[start SUPPLIED DATA]
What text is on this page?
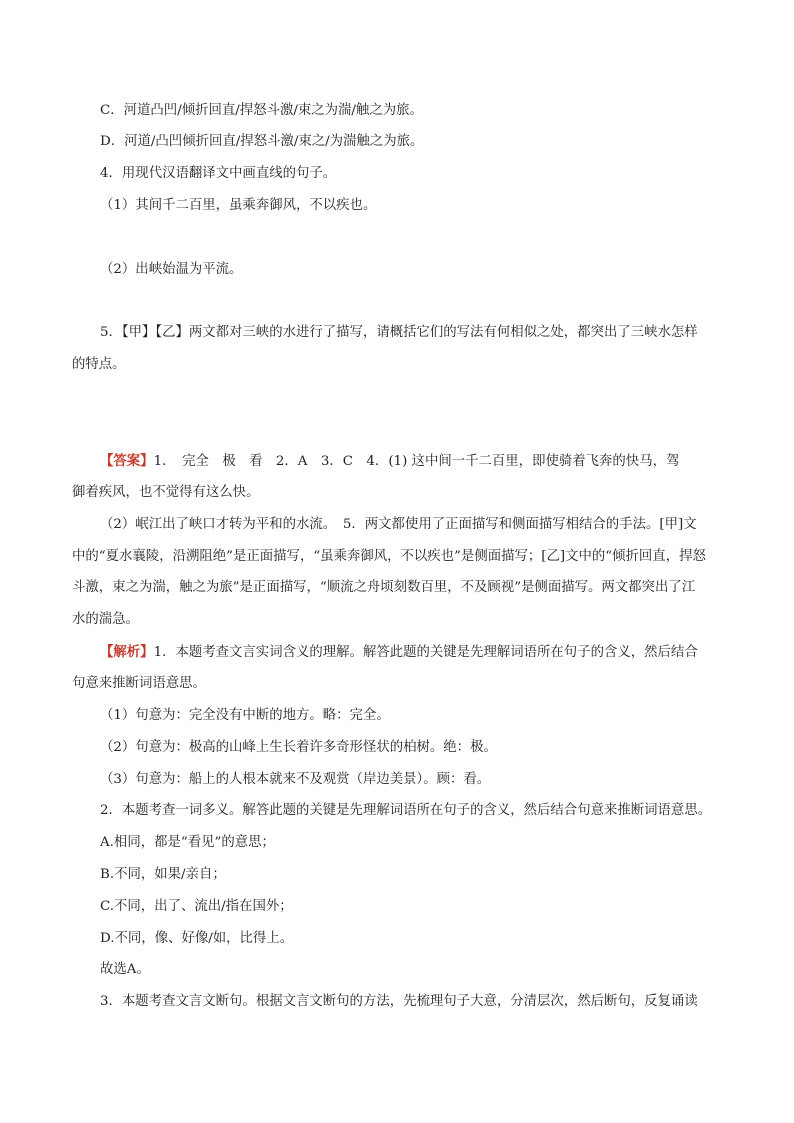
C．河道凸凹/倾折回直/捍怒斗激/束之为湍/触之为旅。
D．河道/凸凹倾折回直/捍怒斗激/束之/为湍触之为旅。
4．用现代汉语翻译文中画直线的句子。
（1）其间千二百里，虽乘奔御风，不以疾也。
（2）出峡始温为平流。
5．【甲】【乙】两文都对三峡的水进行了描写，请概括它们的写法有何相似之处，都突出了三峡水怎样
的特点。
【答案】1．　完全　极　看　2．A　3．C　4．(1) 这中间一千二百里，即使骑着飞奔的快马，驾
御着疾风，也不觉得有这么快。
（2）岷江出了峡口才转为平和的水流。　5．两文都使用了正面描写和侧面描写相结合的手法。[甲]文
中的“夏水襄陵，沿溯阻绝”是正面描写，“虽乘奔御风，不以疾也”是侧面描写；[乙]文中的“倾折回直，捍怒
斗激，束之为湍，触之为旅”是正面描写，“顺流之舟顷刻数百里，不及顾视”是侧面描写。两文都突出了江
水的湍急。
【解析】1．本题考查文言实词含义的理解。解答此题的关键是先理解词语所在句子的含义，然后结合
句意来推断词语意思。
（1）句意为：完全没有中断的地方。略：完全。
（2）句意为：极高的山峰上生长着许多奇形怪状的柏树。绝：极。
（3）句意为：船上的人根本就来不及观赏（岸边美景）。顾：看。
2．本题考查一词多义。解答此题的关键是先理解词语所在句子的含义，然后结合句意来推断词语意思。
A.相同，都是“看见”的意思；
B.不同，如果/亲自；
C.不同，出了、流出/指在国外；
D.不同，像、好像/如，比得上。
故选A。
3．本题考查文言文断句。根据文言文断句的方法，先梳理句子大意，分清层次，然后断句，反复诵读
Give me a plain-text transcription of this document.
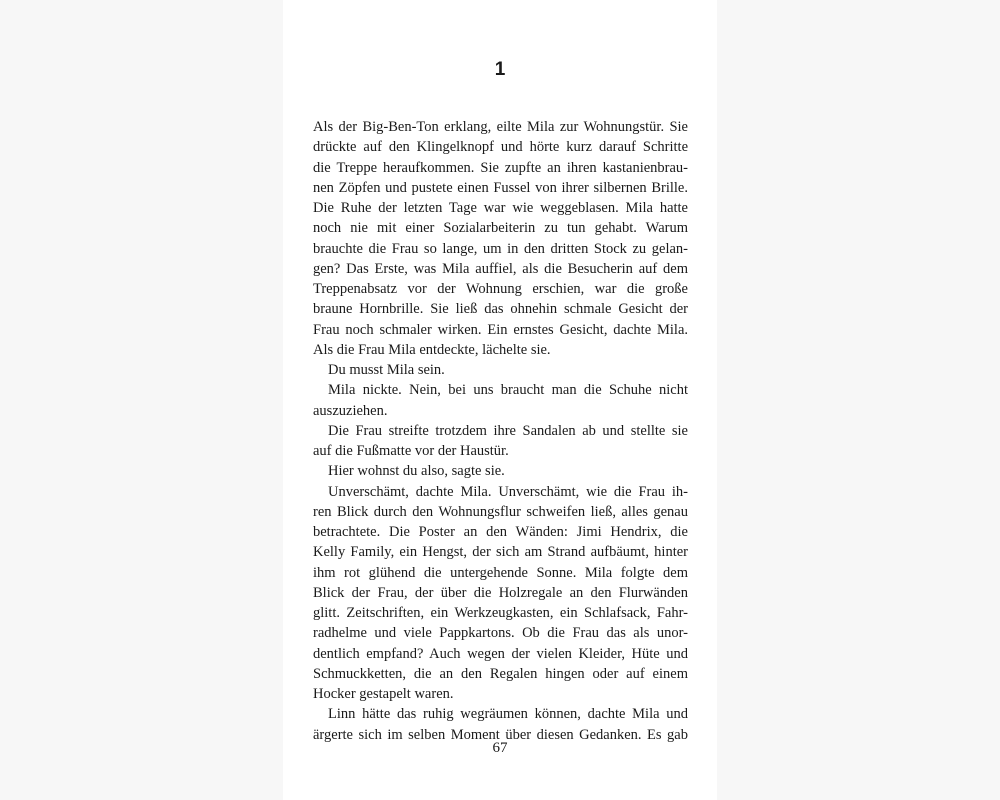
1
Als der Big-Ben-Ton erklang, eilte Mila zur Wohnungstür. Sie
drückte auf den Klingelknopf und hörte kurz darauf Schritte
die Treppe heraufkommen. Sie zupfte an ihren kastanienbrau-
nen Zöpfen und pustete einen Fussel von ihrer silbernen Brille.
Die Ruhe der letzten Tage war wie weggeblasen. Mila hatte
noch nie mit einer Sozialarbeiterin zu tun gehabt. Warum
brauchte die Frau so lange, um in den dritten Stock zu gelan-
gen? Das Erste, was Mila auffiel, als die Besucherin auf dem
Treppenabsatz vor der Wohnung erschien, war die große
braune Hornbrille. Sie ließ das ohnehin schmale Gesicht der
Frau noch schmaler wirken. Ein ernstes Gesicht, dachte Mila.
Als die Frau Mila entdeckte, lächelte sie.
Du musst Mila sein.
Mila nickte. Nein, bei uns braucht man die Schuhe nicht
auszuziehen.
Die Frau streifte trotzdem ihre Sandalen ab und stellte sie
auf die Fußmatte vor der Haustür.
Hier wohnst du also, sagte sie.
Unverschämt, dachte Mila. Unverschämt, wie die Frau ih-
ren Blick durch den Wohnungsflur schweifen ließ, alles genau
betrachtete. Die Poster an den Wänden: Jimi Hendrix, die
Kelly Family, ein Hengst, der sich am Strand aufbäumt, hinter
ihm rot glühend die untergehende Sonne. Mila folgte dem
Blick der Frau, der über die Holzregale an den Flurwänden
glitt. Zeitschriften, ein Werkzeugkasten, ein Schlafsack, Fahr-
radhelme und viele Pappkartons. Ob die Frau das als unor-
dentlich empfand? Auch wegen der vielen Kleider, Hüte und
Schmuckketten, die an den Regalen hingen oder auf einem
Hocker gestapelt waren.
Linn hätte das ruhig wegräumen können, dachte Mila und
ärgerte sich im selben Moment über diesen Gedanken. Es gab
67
[end SUPPLIED DATA]
[start SUPPLIED DATA]
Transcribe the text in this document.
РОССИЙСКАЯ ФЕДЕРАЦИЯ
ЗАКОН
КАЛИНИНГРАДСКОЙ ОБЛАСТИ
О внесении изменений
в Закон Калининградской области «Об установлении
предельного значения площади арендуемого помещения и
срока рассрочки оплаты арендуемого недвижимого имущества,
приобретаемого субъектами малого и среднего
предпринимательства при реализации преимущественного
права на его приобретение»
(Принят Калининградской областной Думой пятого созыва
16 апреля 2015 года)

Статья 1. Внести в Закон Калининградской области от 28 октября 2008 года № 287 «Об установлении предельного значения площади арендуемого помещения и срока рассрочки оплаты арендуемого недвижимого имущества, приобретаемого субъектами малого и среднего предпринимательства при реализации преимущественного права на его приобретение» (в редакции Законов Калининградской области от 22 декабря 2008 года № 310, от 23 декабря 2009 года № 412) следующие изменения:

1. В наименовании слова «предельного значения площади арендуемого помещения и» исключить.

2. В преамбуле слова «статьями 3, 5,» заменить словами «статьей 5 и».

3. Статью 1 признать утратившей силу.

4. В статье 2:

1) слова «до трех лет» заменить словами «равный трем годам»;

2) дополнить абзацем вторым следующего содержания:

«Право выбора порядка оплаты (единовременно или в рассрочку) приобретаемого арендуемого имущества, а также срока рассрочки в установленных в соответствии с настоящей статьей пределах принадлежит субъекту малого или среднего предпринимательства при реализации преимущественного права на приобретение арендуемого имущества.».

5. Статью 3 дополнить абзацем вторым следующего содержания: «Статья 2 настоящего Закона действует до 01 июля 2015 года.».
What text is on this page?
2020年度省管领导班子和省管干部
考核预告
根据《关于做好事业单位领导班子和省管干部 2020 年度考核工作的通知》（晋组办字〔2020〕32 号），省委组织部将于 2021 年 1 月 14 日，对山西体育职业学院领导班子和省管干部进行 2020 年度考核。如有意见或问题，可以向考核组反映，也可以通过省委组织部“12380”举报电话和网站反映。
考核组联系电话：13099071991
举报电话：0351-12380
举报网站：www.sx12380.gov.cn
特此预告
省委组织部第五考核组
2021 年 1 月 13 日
[end SUPPLIED DATA]
* **TASK DETAILS**: Gather all lines of the records that include the word "Gesicht".

* **WRITTEN ANSWER**:
braune Hornbrille. Sie ließ das ohnehin schmale Gesicht der
Frau noch schmaler wirken. Ein ernstes Gesicht, dachte Mila.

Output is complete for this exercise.